→ Short problem: Where a line contains the word "Full", copy that line.

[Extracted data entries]
## Start
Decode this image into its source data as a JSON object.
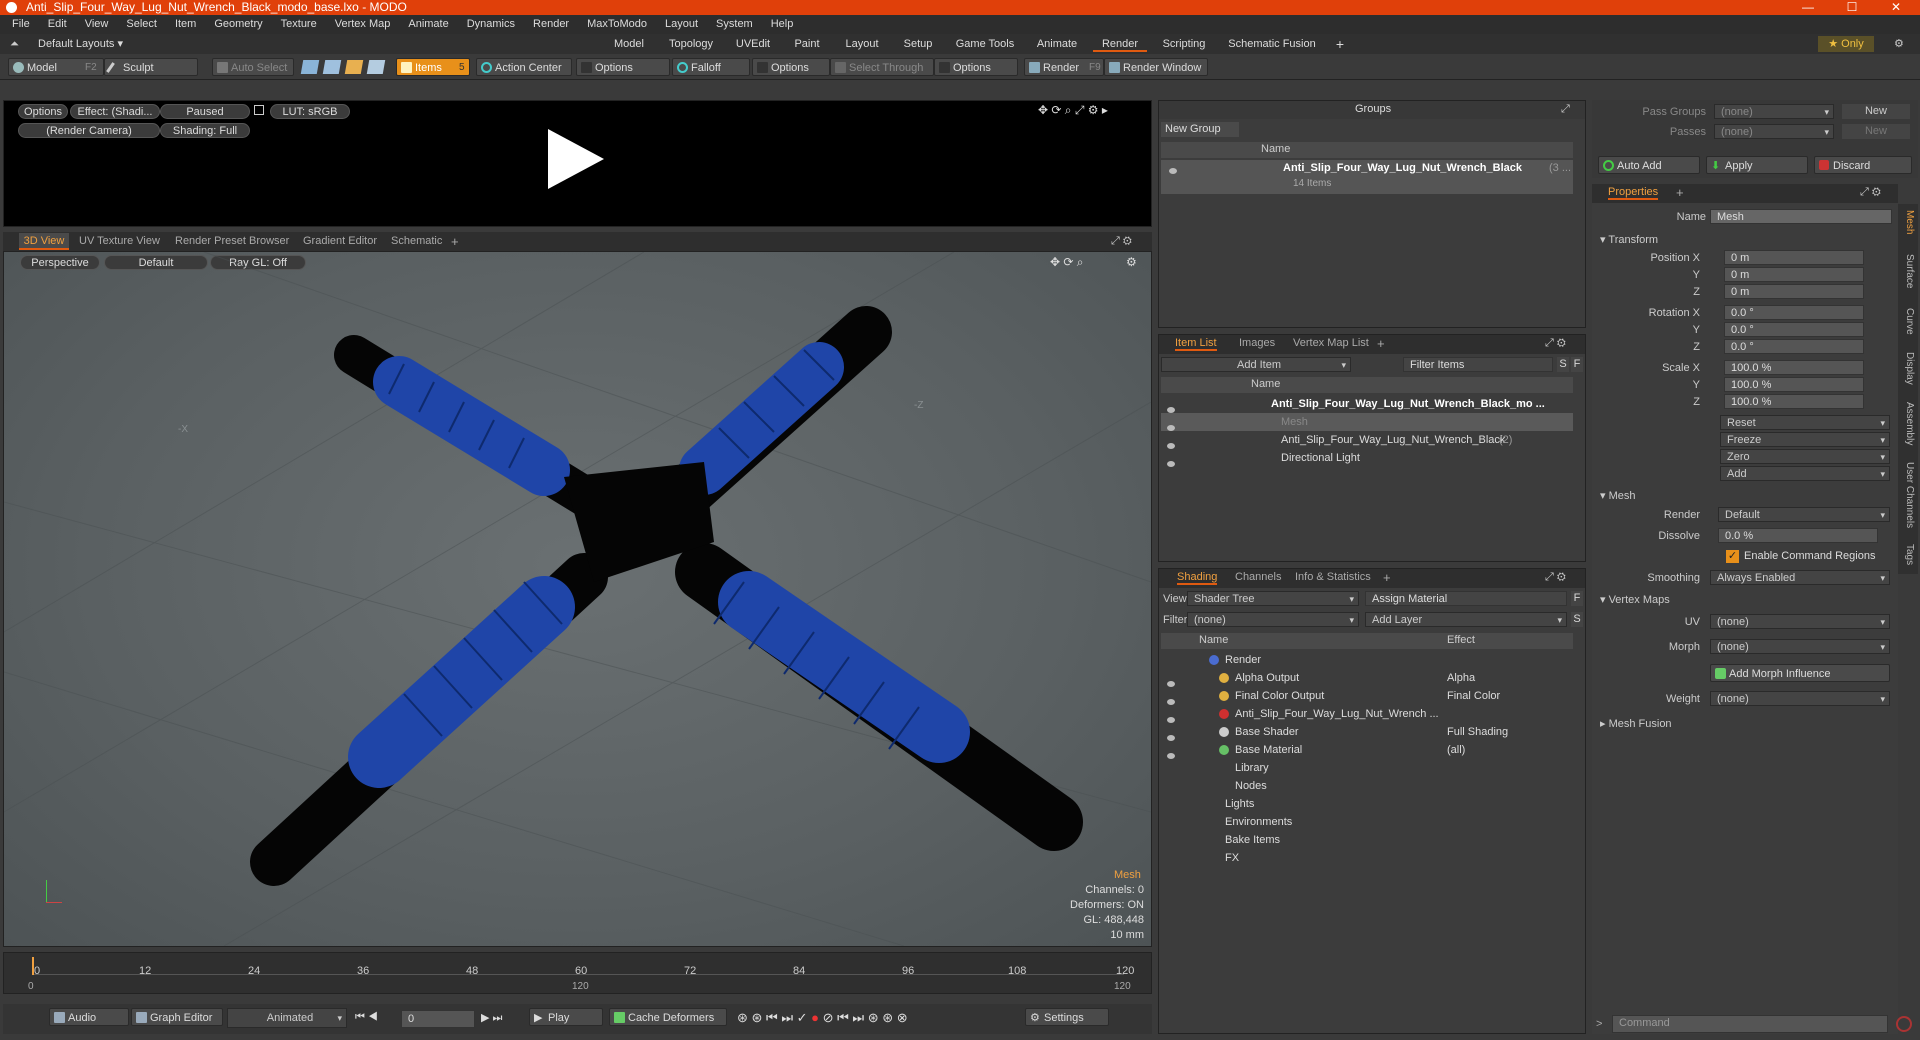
{
  "window": {
    "title": "Anti_Slip_Four_Way_Lug_Nut_Wrench_Black_modo_base.lxo - MODO",
    "minimize": "—",
    "maximize": "☐",
    "close": "✕"
  },
  "menu": [
    "File",
    "Edit",
    "View",
    "Select",
    "Item",
    "Geometry",
    "Texture",
    "Vertex Map",
    "Animate",
    "Dynamics",
    "Render",
    "MaxToModo",
    "Layout",
    "System",
    "Help"
  ],
  "layouts": {
    "selector": "Default Layouts ▾",
    "tabs": [
      "Model",
      "Topology",
      "UVEdit",
      "Paint",
      "Layout",
      "Setup",
      "Game Tools",
      "Animate",
      "Render",
      "Scripting",
      "Schematic Fusion"
    ],
    "active": "Render",
    "add": "+",
    "only": "★ Only",
    "settings": "⚙"
  },
  "toolbar": {
    "model": "Model",
    "model_key": "F2",
    "sculpt": "Sculpt",
    "auto_select": "Auto Select",
    "items": "Items",
    "items_key": "5",
    "action_center": "Action Center",
    "options1": "Options",
    "falloff": "Falloff",
    "options2": "Options",
    "select_through": "Select Through",
    "options3": "Options",
    "render": "Render",
    "render_key": "F9",
    "render_window": "Render Window"
  },
  "preview": {
    "options": "Options",
    "effect": "Effect: (Shadi...",
    "paused": "Paused",
    "lut": "LUT: sRGB",
    "camera": "(Render Camera)",
    "shading": "Shading: Full"
  },
  "viewport": {
    "tabs": [
      "3D View",
      "UV Texture View",
      "Render Preset Browser",
      "Gradient Editor",
      "Schematic"
    ],
    "active": "3D View",
    "add": "+",
    "perspective": "Perspective",
    "default": "Default",
    "raygl": "Ray GL: Off",
    "axis_x": "-X",
    "axis_z": "-Z",
    "info": {
      "type": "Mesh",
      "channels": "Channels: 0",
      "deformers": "Deformers: ON",
      "gl": "GL: 488,448",
      "size": "10 mm"
    }
  },
  "timeline": {
    "ticks": [
      "0",
      "12",
      "24",
      "36",
      "48",
      "60",
      "72",
      "84",
      "96",
      "108",
      "120"
    ],
    "sub_start": "0",
    "sub_mid": "120",
    "sub_end": "120"
  },
  "transport": {
    "audio": "Audio",
    "graph_editor": "Graph Editor",
    "animated": "Animated",
    "frame": "0",
    "play": "Play",
    "cache": "Cache Deformers",
    "settings": "Settings"
  },
  "groups": {
    "title": "Groups",
    "new_group": "New Group",
    "col_name": "Name",
    "item": "Anti_Slip_Four_Way_Lug_Nut_Wrench_Black",
    "item_count": "(3 ...",
    "item_sub": "14 Items"
  },
  "itemlist": {
    "tabs": [
      "Item List",
      "Images",
      "Vertex Map List"
    ],
    "active": "Item List",
    "add": "+",
    "add_item": "Add Item",
    "filter": "Filter Items",
    "s": "S",
    "f": "F",
    "col_name": "Name",
    "rows": [
      {
        "label": "Anti_Slip_Four_Way_Lug_Nut_Wrench_Black_mo ...",
        "bold": true,
        "indent": 0
      },
      {
        "label": "Mesh",
        "bold": false,
        "indent": 1
      },
      {
        "label": "Anti_Slip_Four_Way_Lug_Nut_Wrench_Black",
        "count": "(2)",
        "bold": false,
        "indent": 1
      },
      {
        "label": "Directional Light",
        "bold": false,
        "indent": 1
      }
    ]
  },
  "shading": {
    "tabs": [
      "Shading",
      "Channels",
      "Info & Statistics"
    ],
    "active": "Shading",
    "add": "+",
    "view_label": "View",
    "view_value": "Shader Tree",
    "assign": "Assign Material",
    "filter_label": "Filter",
    "filter_value": "(none)",
    "add_layer": "Add Layer",
    "f": "F",
    "s": "S",
    "col_name": "Name",
    "col_effect": "Effect",
    "rows": [
      {
        "name": "Render",
        "effect": "",
        "indent": 0
      },
      {
        "name": "Alpha Output",
        "effect": "Alpha",
        "indent": 1
      },
      {
        "name": "Final Color Output",
        "effect": "Final Color",
        "indent": 1
      },
      {
        "name": "Anti_Slip_Four_Way_Lug_Nut_Wrench ...",
        "effect": "",
        "indent": 1
      },
      {
        "name": "Base Shader",
        "effect": "Full Shading",
        "indent": 1
      },
      {
        "name": "Base Material",
        "effect": "(all)",
        "indent": 1
      },
      {
        "name": "Library",
        "effect": "",
        "indent": 1
      },
      {
        "name": "Nodes",
        "effect": "",
        "indent": 1
      },
      {
        "name": "Lights",
        "effect": "",
        "indent": 0
      },
      {
        "name": "Environments",
        "effect": "",
        "indent": 0
      },
      {
        "name": "Bake Items",
        "effect": "",
        "indent": 0
      },
      {
        "name": "FX",
        "effect": "",
        "indent": 0
      }
    ]
  },
  "passes": {
    "pass_groups_label": "Pass Groups",
    "pass_groups": "(none)",
    "passes_label": "Passes",
    "passes": "(none)",
    "new1": "New",
    "new2": "New",
    "auto_add": "Auto Add",
    "apply": "Apply",
    "discard": "Discard"
  },
  "properties": {
    "tab": "Properties",
    "add": "+",
    "name_label": "Name",
    "name": "Mesh",
    "transform": "Transform",
    "pos_label": "Position X",
    "pos": [
      "0 m",
      "0 m",
      "0 m"
    ],
    "rot_label": "Rotation X",
    "rot": [
      "0.0 °",
      "0.0 °",
      "0.0 °"
    ],
    "scale_label": "Scale X",
    "scale": [
      "100.0 %",
      "100.0 %",
      "100.0 %"
    ],
    "y": "Y",
    "z": "Z",
    "actions": [
      "Reset",
      "Freeze",
      "Zero",
      "Add"
    ],
    "mesh": "Mesh",
    "render_label": "Render",
    "render": "Default",
    "dissolve_label": "Dissolve",
    "dissolve": "0.0 %",
    "enable_cmd": "Enable Command Regions",
    "smoothing_label": "Smoothing",
    "smoothing": "Always Enabled",
    "vertex_maps": "Vertex Maps",
    "uv_label": "UV",
    "uv": "(none)",
    "morph_label": "Morph",
    "morph": "(none)",
    "add_morph": "Add Morph Influence",
    "weight_label": "Weight",
    "weight": "(none)",
    "mesh_fusion": "Mesh Fusion",
    "side_tabs": [
      "Mesh",
      "Surface",
      "Curve",
      "Display",
      "Assembly",
      "User Channels",
      "Tags"
    ],
    "command": "Command"
  },
  "colors": {
    "accent": "#e8901a",
    "title": "#e0400a",
    "mesh_blue": "#1f45a8",
    "viewport_bg": "#5e6466"
  }
}
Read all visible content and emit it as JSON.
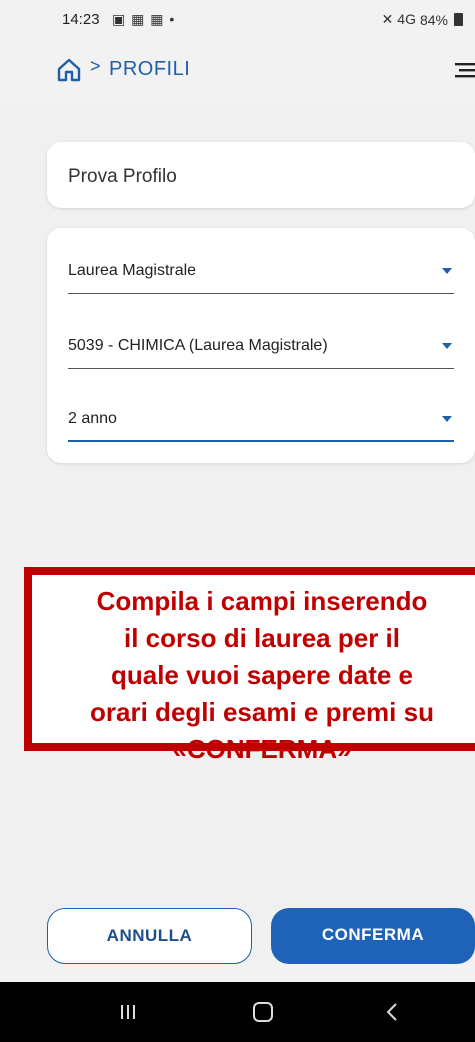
## End
→ Answer for this exercise:
    "shading": "Shading: Full"
        "effect": "Full Shading",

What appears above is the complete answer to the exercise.